> **Material**
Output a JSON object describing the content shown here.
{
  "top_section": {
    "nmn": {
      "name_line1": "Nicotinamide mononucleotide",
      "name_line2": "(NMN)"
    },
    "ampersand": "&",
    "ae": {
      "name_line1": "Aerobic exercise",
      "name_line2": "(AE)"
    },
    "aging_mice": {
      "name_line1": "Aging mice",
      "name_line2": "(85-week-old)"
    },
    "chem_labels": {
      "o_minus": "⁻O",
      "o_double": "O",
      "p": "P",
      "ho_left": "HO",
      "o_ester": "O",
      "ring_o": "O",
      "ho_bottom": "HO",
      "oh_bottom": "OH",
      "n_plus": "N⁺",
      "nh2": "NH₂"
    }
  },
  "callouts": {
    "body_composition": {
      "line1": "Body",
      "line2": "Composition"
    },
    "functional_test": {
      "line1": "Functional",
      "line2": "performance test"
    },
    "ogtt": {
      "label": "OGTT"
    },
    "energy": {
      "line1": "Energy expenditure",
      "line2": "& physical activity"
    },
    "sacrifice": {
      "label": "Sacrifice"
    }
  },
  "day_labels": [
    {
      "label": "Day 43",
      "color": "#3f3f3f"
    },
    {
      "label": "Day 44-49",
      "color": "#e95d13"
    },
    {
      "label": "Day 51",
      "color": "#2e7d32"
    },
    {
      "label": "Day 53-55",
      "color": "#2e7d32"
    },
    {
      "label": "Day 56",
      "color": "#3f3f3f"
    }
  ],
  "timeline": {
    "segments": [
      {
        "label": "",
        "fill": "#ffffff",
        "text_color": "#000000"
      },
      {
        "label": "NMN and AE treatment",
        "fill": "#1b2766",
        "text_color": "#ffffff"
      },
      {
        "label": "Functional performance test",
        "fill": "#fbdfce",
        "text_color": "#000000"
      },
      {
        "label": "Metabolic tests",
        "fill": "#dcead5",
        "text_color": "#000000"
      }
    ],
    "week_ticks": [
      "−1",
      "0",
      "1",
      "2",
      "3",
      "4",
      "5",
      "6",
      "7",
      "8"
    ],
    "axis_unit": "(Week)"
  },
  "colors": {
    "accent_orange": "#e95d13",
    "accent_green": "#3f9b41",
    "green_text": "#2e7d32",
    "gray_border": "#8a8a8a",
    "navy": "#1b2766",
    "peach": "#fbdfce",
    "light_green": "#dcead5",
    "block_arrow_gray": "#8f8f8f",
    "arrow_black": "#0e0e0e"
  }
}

> **What is needed**
From the entries above, copy out every line where the string "performance" appears.

> **Response below**
      "line2": "performance test"
        "label": "Functional performance test",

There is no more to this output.